Exercise: Could you repeat the entries below word for word, leaving nothing out?

Extracted material:
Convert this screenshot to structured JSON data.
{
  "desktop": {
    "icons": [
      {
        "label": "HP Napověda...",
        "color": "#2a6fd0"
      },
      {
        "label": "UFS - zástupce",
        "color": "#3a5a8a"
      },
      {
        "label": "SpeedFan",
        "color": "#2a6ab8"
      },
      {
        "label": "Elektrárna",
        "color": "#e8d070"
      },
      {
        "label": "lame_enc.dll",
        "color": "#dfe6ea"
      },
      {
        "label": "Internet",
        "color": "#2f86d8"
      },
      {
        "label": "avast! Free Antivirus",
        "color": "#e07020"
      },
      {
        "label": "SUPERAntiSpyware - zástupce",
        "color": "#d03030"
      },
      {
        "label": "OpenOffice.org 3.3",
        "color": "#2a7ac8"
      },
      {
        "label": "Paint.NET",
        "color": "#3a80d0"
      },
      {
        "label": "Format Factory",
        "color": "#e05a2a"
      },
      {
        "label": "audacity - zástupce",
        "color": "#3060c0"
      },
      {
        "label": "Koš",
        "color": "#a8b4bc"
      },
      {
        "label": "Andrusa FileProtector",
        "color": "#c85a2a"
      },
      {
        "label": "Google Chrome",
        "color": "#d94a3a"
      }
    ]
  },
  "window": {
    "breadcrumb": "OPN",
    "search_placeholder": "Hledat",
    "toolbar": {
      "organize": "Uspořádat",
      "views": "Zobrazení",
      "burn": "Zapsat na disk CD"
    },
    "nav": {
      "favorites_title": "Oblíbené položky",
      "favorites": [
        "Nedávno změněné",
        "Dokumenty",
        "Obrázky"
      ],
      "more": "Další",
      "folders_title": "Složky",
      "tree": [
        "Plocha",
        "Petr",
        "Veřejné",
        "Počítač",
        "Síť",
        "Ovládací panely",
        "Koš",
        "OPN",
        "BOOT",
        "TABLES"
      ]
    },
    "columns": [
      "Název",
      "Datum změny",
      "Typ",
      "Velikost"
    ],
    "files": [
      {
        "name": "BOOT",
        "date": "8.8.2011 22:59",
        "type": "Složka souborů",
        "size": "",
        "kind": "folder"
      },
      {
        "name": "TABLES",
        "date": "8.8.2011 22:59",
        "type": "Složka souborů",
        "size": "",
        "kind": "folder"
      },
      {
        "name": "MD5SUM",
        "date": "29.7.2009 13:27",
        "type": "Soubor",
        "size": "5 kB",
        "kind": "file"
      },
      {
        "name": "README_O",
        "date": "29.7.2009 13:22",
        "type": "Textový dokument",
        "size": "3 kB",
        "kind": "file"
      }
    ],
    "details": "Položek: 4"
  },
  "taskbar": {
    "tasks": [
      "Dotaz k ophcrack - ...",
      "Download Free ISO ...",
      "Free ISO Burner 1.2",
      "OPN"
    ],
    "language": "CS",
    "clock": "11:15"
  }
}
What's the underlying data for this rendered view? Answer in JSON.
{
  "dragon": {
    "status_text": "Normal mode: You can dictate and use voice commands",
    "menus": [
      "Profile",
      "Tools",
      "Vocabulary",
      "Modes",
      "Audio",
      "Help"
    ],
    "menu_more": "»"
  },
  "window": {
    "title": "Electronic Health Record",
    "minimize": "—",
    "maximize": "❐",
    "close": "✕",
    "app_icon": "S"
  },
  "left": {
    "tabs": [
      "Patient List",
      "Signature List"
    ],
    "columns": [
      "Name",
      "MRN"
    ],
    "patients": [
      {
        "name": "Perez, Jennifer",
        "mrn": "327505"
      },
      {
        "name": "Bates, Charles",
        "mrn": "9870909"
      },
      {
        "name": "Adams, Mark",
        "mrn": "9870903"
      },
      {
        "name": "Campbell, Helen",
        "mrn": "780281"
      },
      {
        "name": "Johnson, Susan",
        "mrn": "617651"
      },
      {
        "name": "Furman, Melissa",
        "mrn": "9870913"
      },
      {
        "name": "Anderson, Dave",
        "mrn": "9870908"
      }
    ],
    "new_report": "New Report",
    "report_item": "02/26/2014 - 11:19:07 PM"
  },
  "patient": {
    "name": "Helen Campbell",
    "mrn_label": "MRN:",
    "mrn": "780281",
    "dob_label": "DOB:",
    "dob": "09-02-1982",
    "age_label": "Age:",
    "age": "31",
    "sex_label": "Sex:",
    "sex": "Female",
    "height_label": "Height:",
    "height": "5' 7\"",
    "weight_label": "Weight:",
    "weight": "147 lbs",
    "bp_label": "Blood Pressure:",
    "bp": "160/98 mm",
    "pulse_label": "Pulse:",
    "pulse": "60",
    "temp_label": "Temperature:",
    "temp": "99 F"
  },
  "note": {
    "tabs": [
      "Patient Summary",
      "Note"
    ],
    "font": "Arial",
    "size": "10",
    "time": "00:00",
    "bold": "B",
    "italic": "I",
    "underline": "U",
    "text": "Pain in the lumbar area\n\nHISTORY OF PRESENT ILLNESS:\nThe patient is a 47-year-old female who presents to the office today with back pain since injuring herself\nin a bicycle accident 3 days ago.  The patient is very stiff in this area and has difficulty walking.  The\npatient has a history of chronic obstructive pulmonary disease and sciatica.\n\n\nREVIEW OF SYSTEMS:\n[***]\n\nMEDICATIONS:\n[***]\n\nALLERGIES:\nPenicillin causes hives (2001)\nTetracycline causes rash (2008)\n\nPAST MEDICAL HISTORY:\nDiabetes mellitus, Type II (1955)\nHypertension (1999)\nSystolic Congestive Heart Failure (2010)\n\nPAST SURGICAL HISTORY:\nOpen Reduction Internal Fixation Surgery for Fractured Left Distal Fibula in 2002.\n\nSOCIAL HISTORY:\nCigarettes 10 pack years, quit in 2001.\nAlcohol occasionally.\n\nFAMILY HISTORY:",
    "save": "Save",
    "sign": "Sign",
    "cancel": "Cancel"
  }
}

Solution for this exercise:
Convert this screenshot to structured JSON data.
{
  "desktop": {
    "icons": [
      {
        "label": "HP Napověda...",
        "color": "#2a6fd0"
      },
      {
        "label": "UFS - zástupce",
        "color": "#3a5a8a"
      },
      {
        "label": "SpeedFan",
        "color": "#2a6ab8"
      },
      {
        "label": "Elektrárna",
        "color": "#e8d070"
      },
      {
        "label": "lame_enc.dll",
        "color": "#dfe6ea"
      },
      {
        "label": "Internet",
        "color": "#2f86d8"
      },
      {
        "label": "avast! Free Antivirus",
        "color": "#e07020"
      },
      {
        "label": "SUPERAntiSpyware - zástupce",
        "color": "#d03030"
      },
      {
        "label": "OpenOffice.org 3.3",
        "color": "#2a7ac8"
      },
      {
        "label": "Paint.NET",
        "color": "#3a80d0"
      },
      {
        "label": "Format Factory",
        "color": "#e05a2a"
      },
      {
        "label": "audacity - zástupce",
        "color": "#3060c0"
      },
      {
        "label": "Koš",
        "color": "#a8b4bc"
      },
      {
        "label": "Andrusa FileProtector",
        "color": "#c85a2a"
      },
      {
        "label": "Google Chrome",
        "color": "#d94a3a"
      }
    ]
  },
  "window": {
    "breadcrumb": "OPN",
    "search_placeholder": "Hledat",
    "toolbar": {
      "organize": "Uspořádat",
      "views": "Zobrazení",
      "burn": "Zapsat na disk CD"
    },
    "nav": {
      "favorites_title": "Oblíbené položky",
      "favorites": [
        "Nedávno změněné",
        "Dokumenty",
        "Obrázky"
      ],
      "more": "Další",
      "folders_title": "Složky",
      "tree": [
        "Plocha",
        "Petr",
        "Veřejné",
        "Počítač",
        "Síť",
        "Ovládací panely",
        "Koš",
        "OPN",
        "BOOT",
        "TABLES"
      ]
    },
    "columns": [
      "Název",
      "Datum změny",
      "Typ",
      "Velikost"
    ],
    "files": [
      {
        "name": "BOOT",
        "date": "8.8.2011 22:59",
        "type": "Složka souborů",
        "size": "",
        "kind": "folder"
      },
      {
        "name": "TABLES",
        "date": "8.8.2011 22:59",
        "type": "Složka souborů",
        "size": "",
        "kind": "folder"
      },
      {
        "name": "MD5SUM",
        "date": "29.7.2009 13:27",
        "type": "Soubor",
        "size": "5 kB",
        "kind": "file"
      },
      {
        "name": "README_O",
        "date": "29.7.2009 13:22",
        "type": "Textový dokument",
        "size": "3 kB",
        "kind": "file"
      }
    ],
    "details": "Položek: 4"
  },
  "taskbar": {
    "tasks": [
      "Dotaz k ophcrack - ...",
      "Download Free ISO ...",
      "Free ISO Burner 1.2",
      "OPN"
    ],
    "language": "CS",
    "clock": "11:15"
  }
}
What's the underlying data for this rendered view? Answer in JSON.
{
  "dragon": {
    "status_text": "Normal mode: You can dictate and use voice commands",
    "menus": [
      "Profile",
      "Tools",
      "Vocabulary",
      "Modes",
      "Audio",
      "Help"
    ],
    "menu_more": "»"
  },
  "window": {
    "title": "Electronic Health Record",
    "minimize": "—",
    "maximize": "❐",
    "close": "✕",
    "app_icon": "S"
  },
  "left": {
    "tabs": [
      "Patient List",
      "Signature List"
    ],
    "columns": [
      "Name",
      "MRN"
    ],
    "patients": [
      {
        "name": "Perez, Jennifer",
        "mrn": "327505"
      },
      {
        "name": "Bates, Charles",
        "mrn": "9870909"
      },
      {
        "name": "Adams, Mark",
        "mrn": "9870903"
      },
      {
        "name": "Campbell, Helen",
        "mrn": "780281"
      },
      {
        "name": "Johnson, Susan",
        "mrn": "617651"
      },
      {
        "name": "Furman, Melissa",
        "mrn": "9870913"
      },
      {
        "name": "Anderson, Dave",
        "mrn": "9870908"
      }
    ],
    "new_report": "New Report",
    "report_item": "02/26/2014 - 11:19:07 PM"
  },
  "patient": {
    "name": "Helen Campbell",
    "mrn_label": "MRN:",
    "mrn": "780281",
    "dob_label": "DOB:",
    "dob": "09-02-1982",
    "age_label": "Age:",
    "age": "31",
    "sex_label": "Sex:",
    "sex": "Female",
    "height_label": "Height:",
    "height": "5' 7\"",
    "weight_label": "Weight:",
    "weight": "147 lbs",
    "bp_label": "Blood Pressure:",
    "bp": "160/98 mm",
    "pulse_label": "Pulse:",
    "pulse": "60",
    "temp_label": "Temperature:",
    "temp": "99 F"
  },
  "note": {
    "tabs": [
      "Patient Summary",
      "Note"
    ],
    "font": "Arial",
    "size": "10",
    "time": "00:00",
    "bold": "B",
    "italic": "I",
    "underline": "U",
    "text": "Pain in the lumbar area\n\nHISTORY OF PRESENT ILLNESS:\nThe patient is a 47-year-old female who presents to the office today with back pain since injuring herself\nin a bicycle accident 3 days ago.  The patient is very stiff in this area and has difficulty walking.  The\npatient has a history of chronic obstructive pulmonary disease and sciatica.\n\n\nREVIEW OF SYSTEMS:\n[***]\n\nMEDICATIONS:\n[***]\n\nALLERGIES:\nPenicillin causes hives (2001)\nTetracycline causes rash (2008)\n\nPAST MEDICAL HISTORY:\nDiabetes mellitus, Type II (1955)\nHypertension (1999)\nSystolic Congestive Heart Failure (2010)\n\nPAST SURGICAL HISTORY:\nOpen Reduction Internal Fixation Surgery for Fractured Left Distal Fibula in 2002.\n\nSOCIAL HISTORY:\nCigarettes 10 pack years, quit in 2001.\nAlcohol occasionally.\n\nFAMILY HISTORY:",
    "save": "Save",
    "sign": "Sign",
    "cancel": "Cancel"
  }
}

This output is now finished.